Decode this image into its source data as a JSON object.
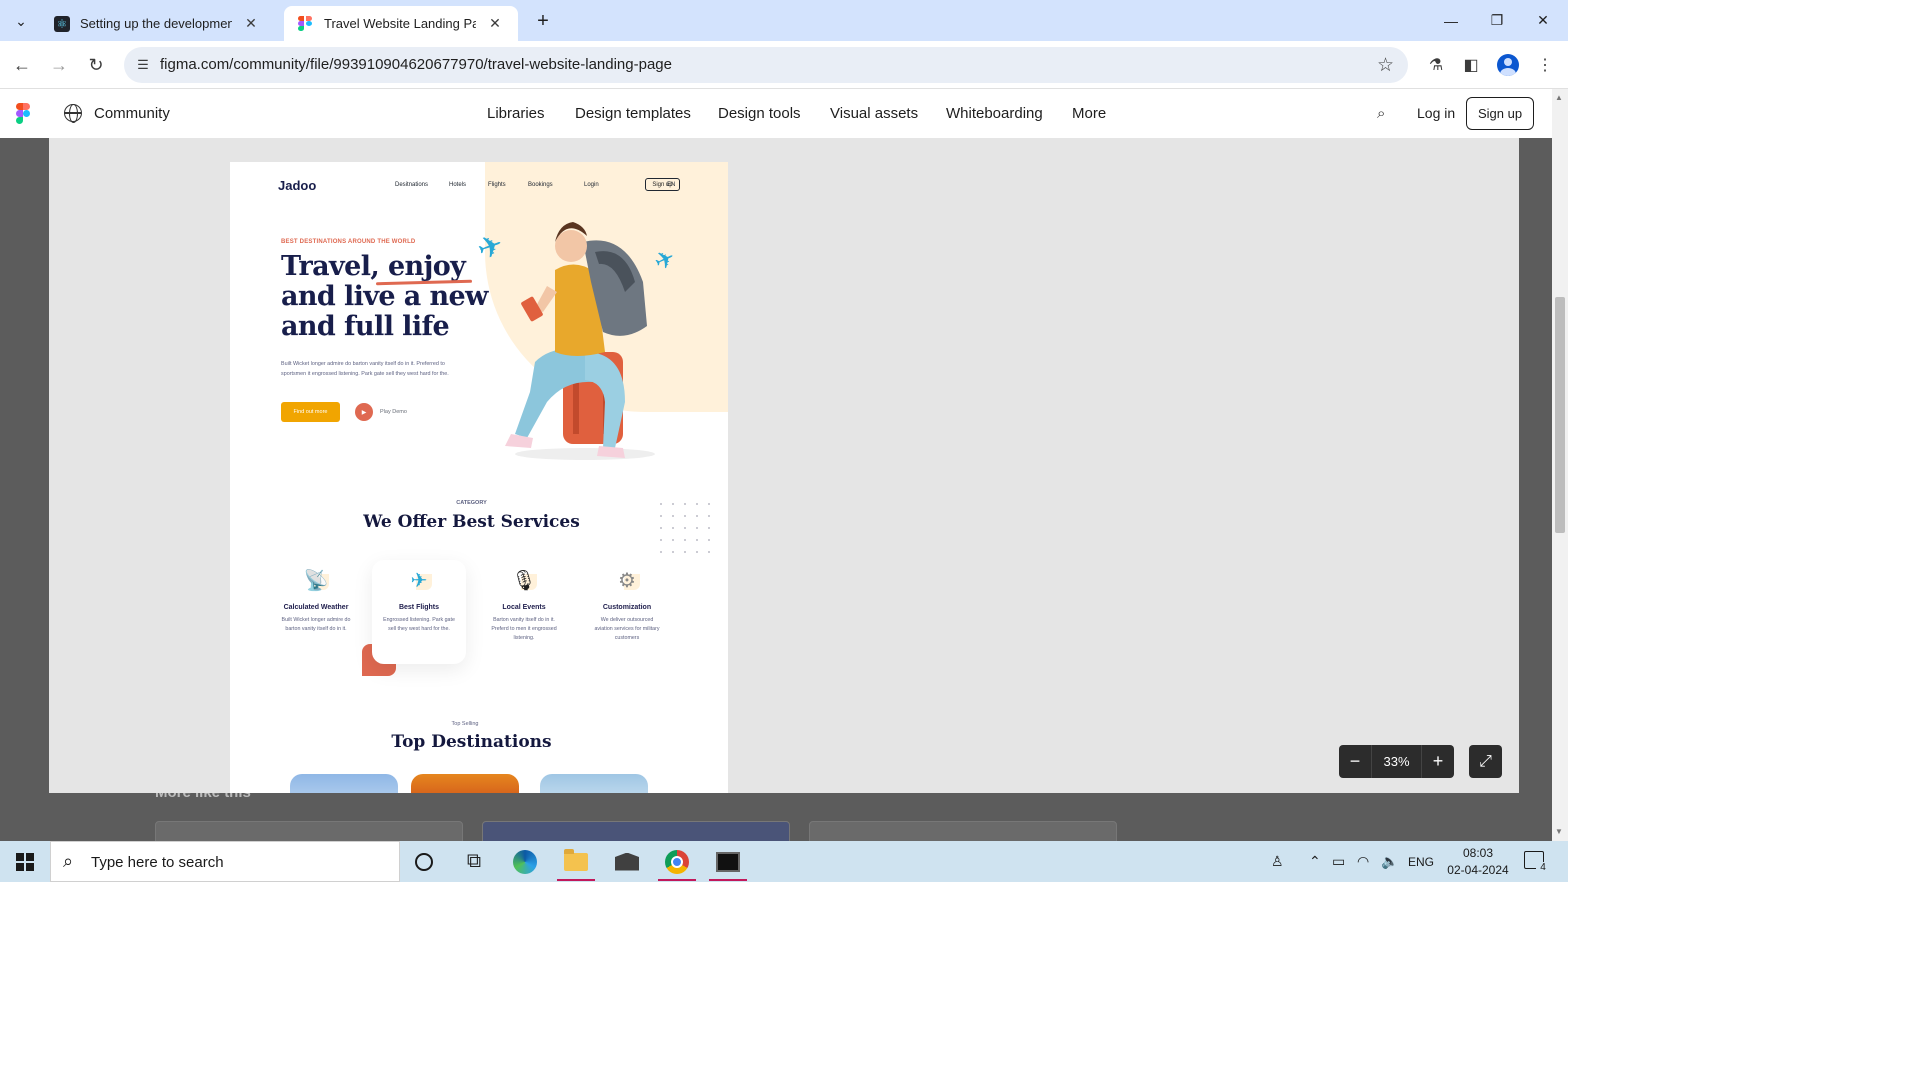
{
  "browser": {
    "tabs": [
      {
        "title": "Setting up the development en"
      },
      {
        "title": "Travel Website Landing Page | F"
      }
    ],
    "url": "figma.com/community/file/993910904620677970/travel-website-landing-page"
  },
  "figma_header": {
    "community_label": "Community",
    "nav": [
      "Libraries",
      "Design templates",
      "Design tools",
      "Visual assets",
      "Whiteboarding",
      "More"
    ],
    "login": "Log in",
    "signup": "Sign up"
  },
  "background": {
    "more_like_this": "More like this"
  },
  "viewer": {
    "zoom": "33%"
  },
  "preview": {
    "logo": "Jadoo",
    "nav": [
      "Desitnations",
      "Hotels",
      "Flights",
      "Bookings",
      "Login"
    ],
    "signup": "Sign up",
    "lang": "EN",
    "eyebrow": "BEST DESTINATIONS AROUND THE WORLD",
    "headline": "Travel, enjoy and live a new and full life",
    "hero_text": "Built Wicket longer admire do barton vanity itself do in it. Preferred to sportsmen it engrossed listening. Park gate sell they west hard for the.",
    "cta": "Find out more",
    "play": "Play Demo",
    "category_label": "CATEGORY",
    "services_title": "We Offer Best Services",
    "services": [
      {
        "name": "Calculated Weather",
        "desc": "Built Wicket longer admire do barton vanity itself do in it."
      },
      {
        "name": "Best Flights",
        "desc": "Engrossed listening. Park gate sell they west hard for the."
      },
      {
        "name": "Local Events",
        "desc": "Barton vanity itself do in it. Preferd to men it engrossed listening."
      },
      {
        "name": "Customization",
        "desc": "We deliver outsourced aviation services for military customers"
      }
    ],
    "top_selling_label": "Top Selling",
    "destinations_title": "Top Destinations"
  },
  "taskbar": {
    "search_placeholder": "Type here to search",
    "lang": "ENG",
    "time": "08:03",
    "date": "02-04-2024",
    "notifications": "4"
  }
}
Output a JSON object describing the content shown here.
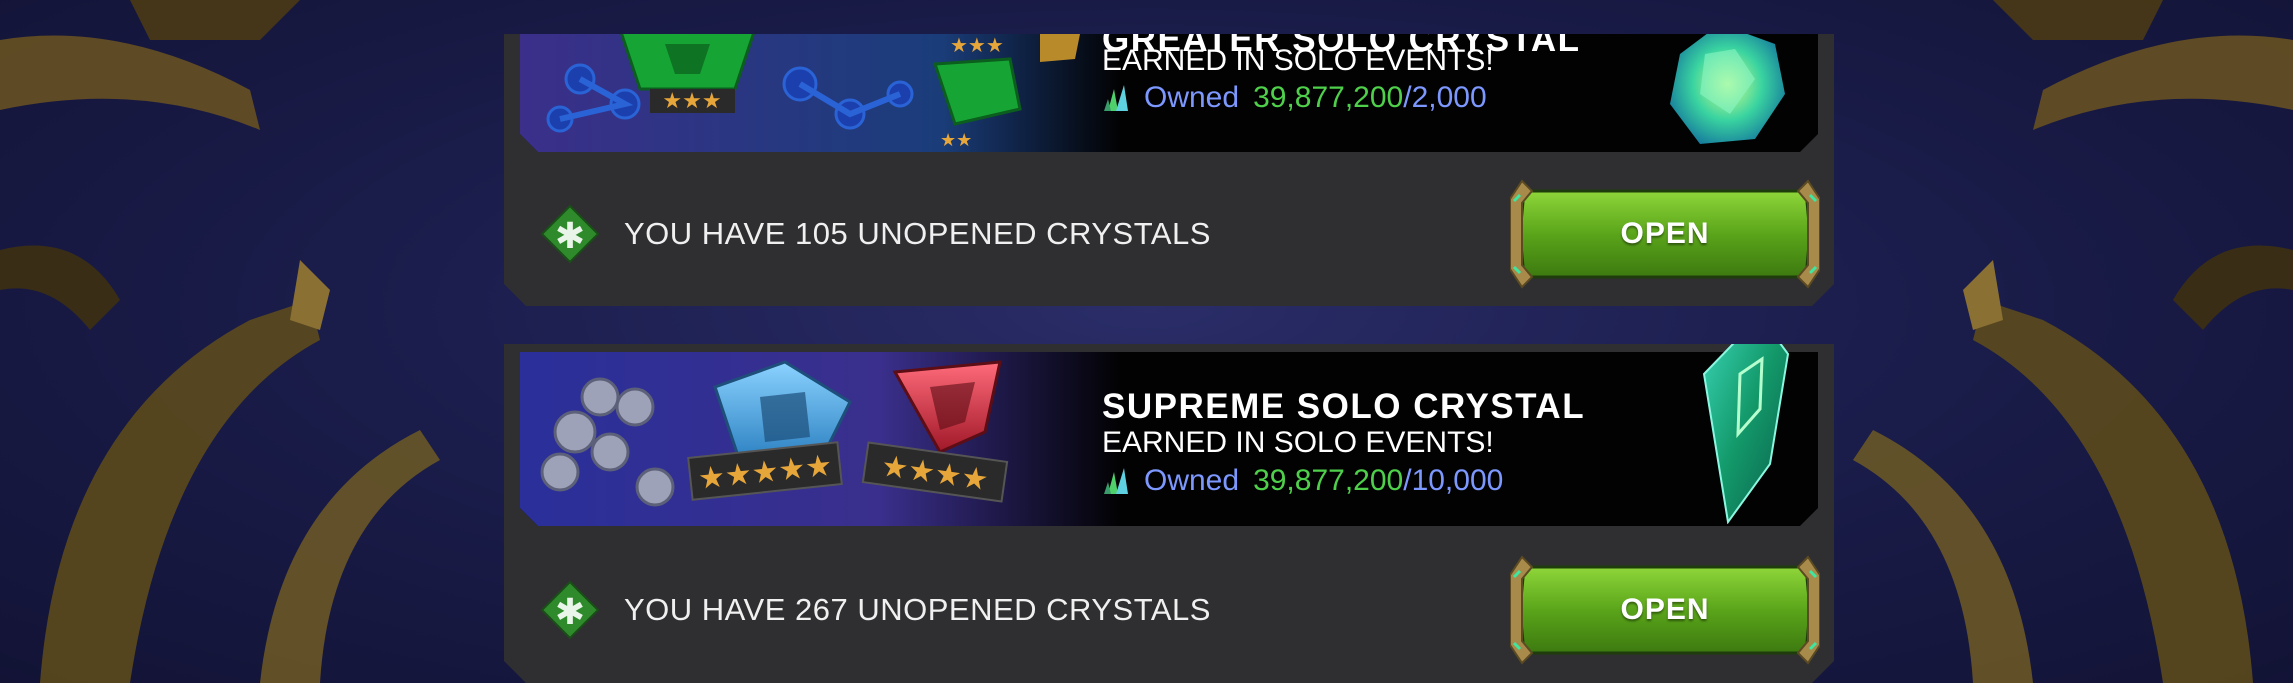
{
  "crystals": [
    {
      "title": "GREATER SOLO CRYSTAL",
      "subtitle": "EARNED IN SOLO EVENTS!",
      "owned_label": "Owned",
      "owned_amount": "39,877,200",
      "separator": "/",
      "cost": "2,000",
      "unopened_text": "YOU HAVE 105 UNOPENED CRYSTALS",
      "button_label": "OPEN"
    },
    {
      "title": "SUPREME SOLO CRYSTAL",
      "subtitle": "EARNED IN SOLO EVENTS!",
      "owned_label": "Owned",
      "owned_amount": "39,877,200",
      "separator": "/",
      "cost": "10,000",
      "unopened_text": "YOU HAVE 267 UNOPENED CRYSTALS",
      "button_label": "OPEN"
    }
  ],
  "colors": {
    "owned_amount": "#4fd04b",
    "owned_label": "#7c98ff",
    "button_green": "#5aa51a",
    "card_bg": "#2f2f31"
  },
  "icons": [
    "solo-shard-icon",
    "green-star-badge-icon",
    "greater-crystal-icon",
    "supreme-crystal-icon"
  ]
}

────────────────────

• Work to complete: Locate the word "object" in the data above. Copy every line carrying it.

• Solution to the exercise:
Decode this image into its source data as a JSON object.
Output a JSON object describing the content shown here.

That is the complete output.